**YOUR INSTRUCTIONS**
Can you print every record below exactly as written?

**SUPPLIED RECORDS**

····················

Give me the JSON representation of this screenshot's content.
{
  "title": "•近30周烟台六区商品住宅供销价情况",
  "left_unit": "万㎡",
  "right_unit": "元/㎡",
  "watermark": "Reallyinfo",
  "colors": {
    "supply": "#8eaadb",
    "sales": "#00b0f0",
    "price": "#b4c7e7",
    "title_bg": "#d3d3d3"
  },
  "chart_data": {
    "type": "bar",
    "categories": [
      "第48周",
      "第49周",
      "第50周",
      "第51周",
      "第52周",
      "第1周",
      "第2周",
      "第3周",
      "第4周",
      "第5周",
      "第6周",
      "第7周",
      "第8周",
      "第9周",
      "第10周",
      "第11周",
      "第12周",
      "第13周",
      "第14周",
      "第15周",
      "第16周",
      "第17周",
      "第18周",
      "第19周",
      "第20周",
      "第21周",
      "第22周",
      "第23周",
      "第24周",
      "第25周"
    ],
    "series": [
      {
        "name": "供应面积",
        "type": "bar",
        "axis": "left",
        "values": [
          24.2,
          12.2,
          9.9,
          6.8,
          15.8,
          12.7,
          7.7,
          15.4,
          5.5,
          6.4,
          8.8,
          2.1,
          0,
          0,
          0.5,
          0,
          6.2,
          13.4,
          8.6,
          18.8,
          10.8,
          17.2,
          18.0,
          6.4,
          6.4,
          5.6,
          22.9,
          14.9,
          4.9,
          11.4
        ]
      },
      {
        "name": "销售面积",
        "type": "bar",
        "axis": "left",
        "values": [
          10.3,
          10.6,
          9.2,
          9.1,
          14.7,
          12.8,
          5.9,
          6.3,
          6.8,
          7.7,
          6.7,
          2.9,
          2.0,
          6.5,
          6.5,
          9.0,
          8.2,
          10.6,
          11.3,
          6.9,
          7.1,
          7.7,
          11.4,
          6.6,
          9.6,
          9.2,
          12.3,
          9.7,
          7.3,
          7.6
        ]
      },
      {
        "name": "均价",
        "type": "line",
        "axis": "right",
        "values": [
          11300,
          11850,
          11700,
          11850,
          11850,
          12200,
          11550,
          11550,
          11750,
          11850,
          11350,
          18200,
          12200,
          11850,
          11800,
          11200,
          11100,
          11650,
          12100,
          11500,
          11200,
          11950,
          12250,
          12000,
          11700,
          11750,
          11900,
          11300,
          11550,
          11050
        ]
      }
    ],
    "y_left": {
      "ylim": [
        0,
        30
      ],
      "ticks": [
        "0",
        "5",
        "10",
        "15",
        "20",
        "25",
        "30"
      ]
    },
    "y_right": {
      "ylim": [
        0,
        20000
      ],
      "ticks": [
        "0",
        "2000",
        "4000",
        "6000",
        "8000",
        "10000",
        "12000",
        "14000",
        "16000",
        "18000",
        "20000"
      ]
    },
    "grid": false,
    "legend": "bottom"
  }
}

····················

**THE RESPONSE**
Give me the JSON representation of this screenshot's content.
{
  "title": "•近30周烟台六区商品住宅供销价情况",
  "left_unit": "万㎡",
  "right_unit": "元/㎡",
  "watermark": "Reallyinfo",
  "colors": {
    "supply": "#8eaadb",
    "sales": "#00b0f0",
    "price": "#b4c7e7",
    "title_bg": "#d3d3d3"
  },
  "chart_data": {
    "type": "bar",
    "categories": [
      "第48周",
      "第49周",
      "第50周",
      "第51周",
      "第52周",
      "第1周",
      "第2周",
      "第3周",
      "第4周",
      "第5周",
      "第6周",
      "第7周",
      "第8周",
      "第9周",
      "第10周",
      "第11周",
      "第12周",
      "第13周",
      "第14周",
      "第15周",
      "第16周",
      "第17周",
      "第18周",
      "第19周",
      "第20周",
      "第21周",
      "第22周",
      "第23周",
      "第24周",
      "第25周"
    ],
    "series": [
      {
        "name": "供应面积",
        "type": "bar",
        "axis": "left",
        "values": [
          24.2,
          12.2,
          9.9,
          6.8,
          15.8,
          12.7,
          7.7,
          15.4,
          5.5,
          6.4,
          8.8,
          2.1,
          0,
          0,
          0.5,
          0,
          6.2,
          13.4,
          8.6,
          18.8,
          10.8,
          17.2,
          18.0,
          6.4,
          6.4,
          5.6,
          22.9,
          14.9,
          4.9,
          11.4
        ]
      },
      {
        "name": "销售面积",
        "type": "bar",
        "axis": "left",
        "values": [
          10.3,
          10.6,
          9.2,
          9.1,
          14.7,
          12.8,
          5.9,
          6.3,
          6.8,
          7.7,
          6.7,
          2.9,
          2.0,
          6.5,
          6.5,
          9.0,
          8.2,
          10.6,
          11.3,
          6.9,
          7.1,
          7.7,
          11.4,
          6.6,
          9.6,
          9.2,
          12.3,
          9.7,
          7.3,
          7.6
        ]
      },
      {
        "name": "均价",
        "type": "line",
        "axis": "right",
        "values": [
          11300,
          11850,
          11700,
          11850,
          11850,
          12200,
          11550,
          11550,
          11750,
          11850,
          11350,
          18200,
          12200,
          11850,
          11800,
          11200,
          11100,
          11650,
          12100,
          11500,
          11200,
          11950,
          12250,
          12000,
          11700,
          11750,
          11900,
          11300,
          11550,
          11050
        ]
      }
    ],
    "y_left": {
      "ylim": [
        0,
        30
      ],
      "ticks": [
        "0",
        "5",
        "10",
        "15",
        "20",
        "25",
        "30"
      ]
    },
    "y_right": {
      "ylim": [
        0,
        20000
      ],
      "ticks": [
        "0",
        "2000",
        "4000",
        "6000",
        "8000",
        "10000",
        "12000",
        "14000",
        "16000",
        "18000",
        "20000"
      ]
    },
    "grid": false,
    "legend": "bottom"
  }
}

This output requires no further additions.